**Extracted entries**
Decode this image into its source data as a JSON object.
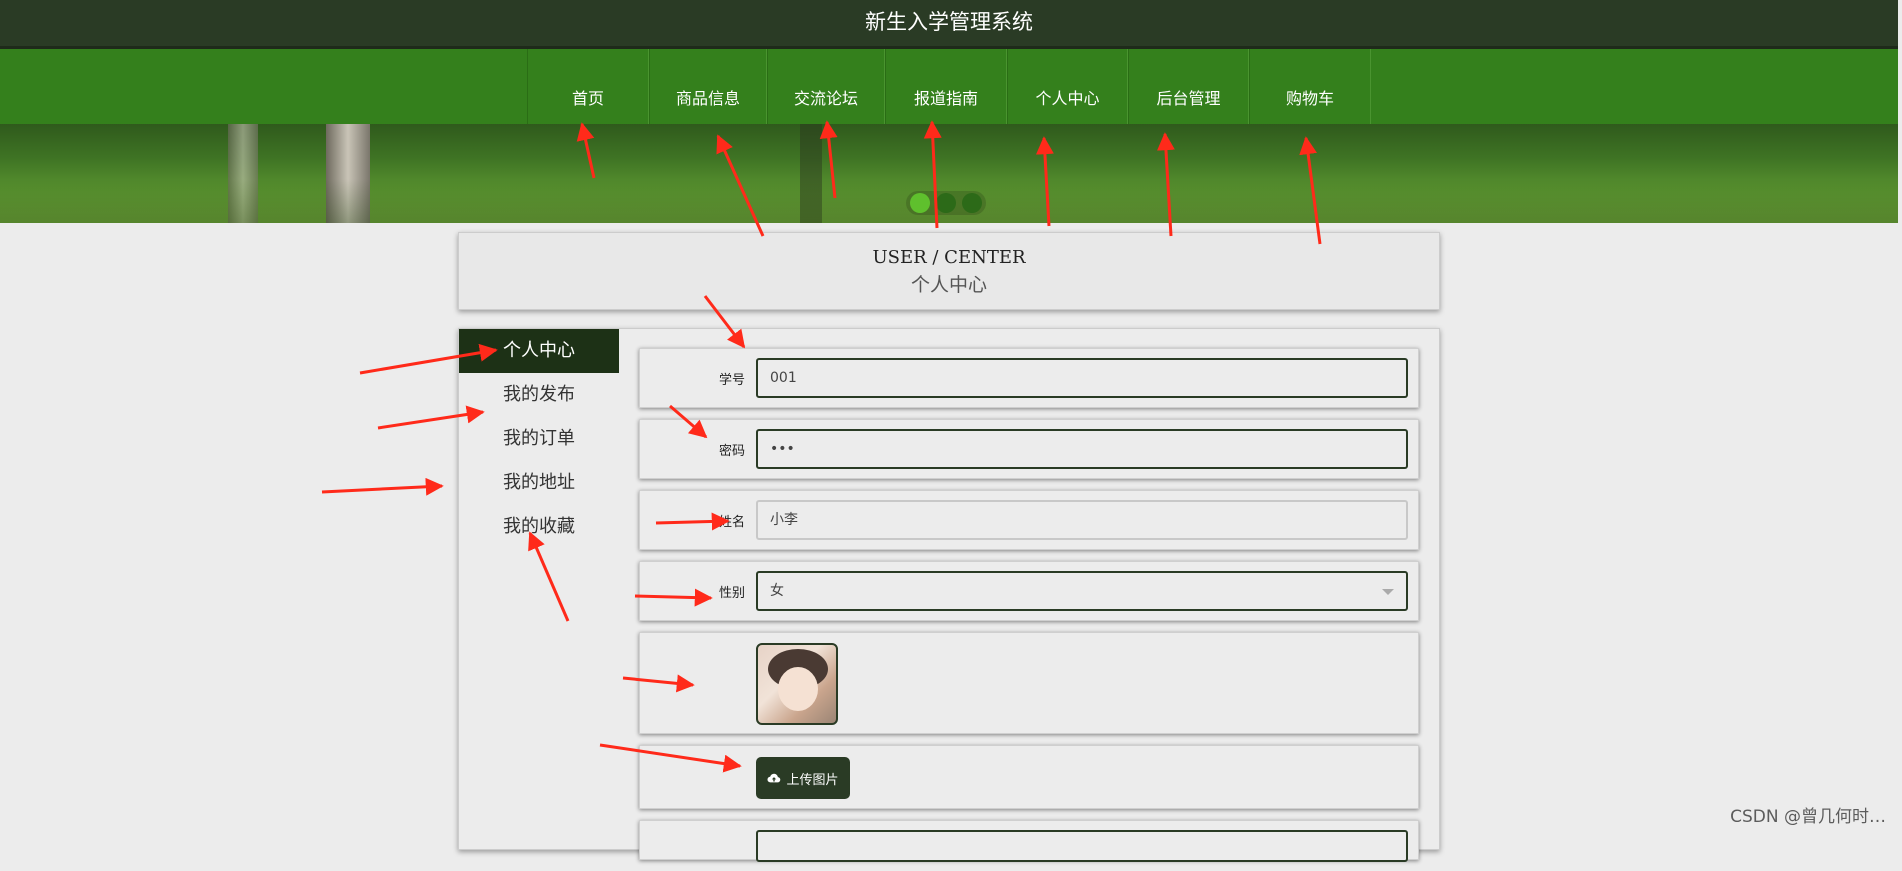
{
  "header": {
    "title": "新生入学管理系统"
  },
  "nav": {
    "items": [
      "首页",
      "商品信息",
      "交流论坛",
      "报道指南",
      "个人中心",
      "后台管理",
      "购物车"
    ]
  },
  "banner": {
    "slides": 3,
    "active_slide": 1
  },
  "center": {
    "title_en": "USER / CENTER",
    "title_cn": "个人中心"
  },
  "sidebar": {
    "items": [
      "个人中心",
      "我的发布",
      "我的订单",
      "我的地址",
      "我的收藏"
    ],
    "active": "个人中心"
  },
  "form": {
    "student_id": {
      "label": "学号",
      "value": "001"
    },
    "password": {
      "label": "密码",
      "value": "•••"
    },
    "name": {
      "label": "姓名",
      "value": "小李"
    },
    "gender": {
      "label": "性别",
      "value": "女"
    },
    "upload": {
      "label": "上传图片"
    }
  },
  "watermark": "CSDN @曾几何时…",
  "colors": {
    "title_bar": "#2a3b25",
    "nav": "#34801c",
    "active": "#1d3116",
    "arrow": "#ff2a1a"
  }
}
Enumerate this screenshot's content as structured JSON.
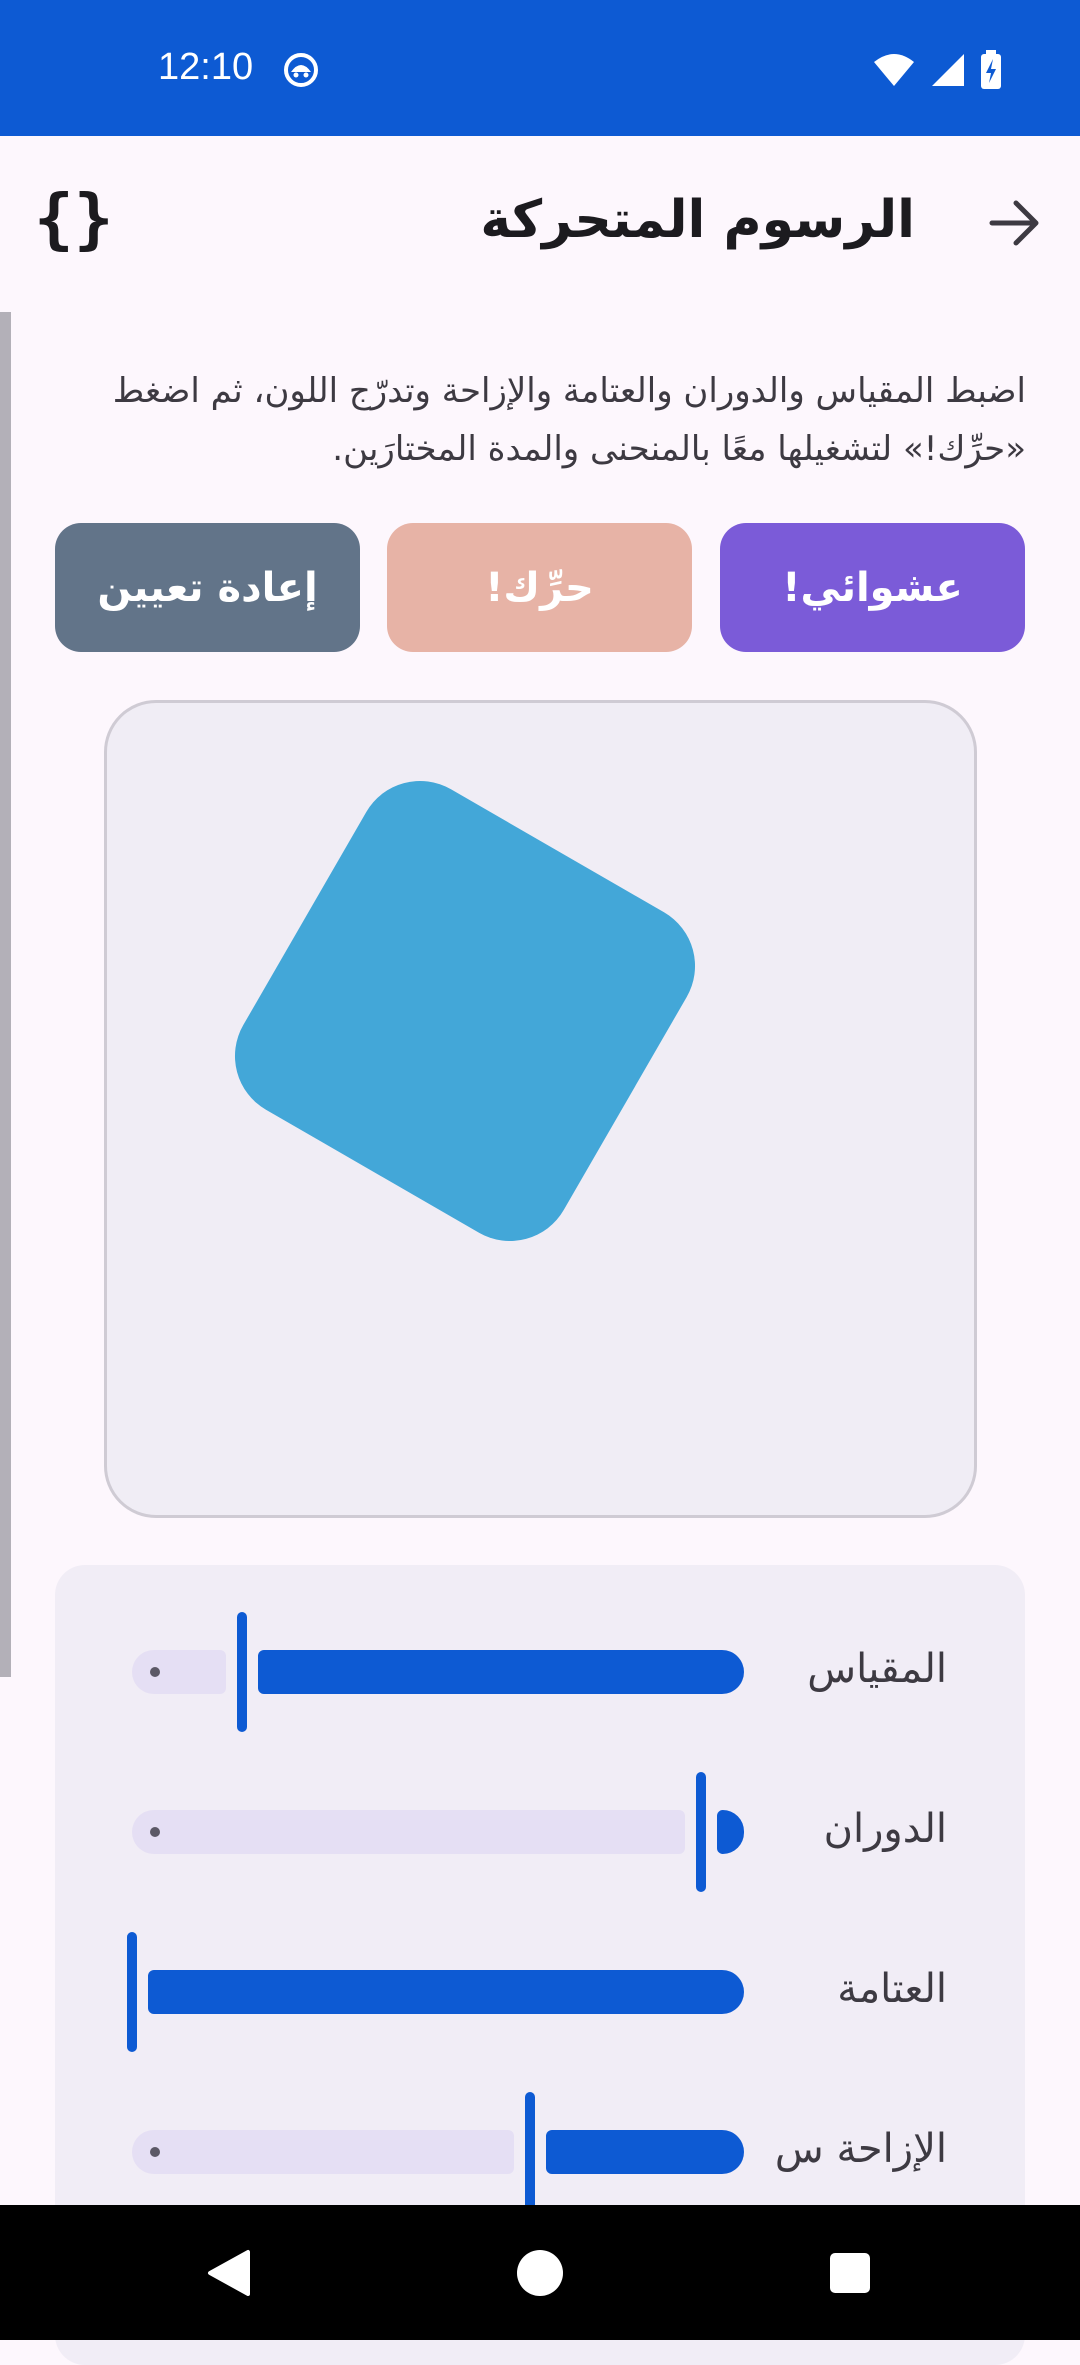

**Exercise**
Scan the material above for the string "this" and report each line where you find it.

**The result**
Decode this image into its source data as a JSON object.
Enumerate this screenshot's content as structured JSON.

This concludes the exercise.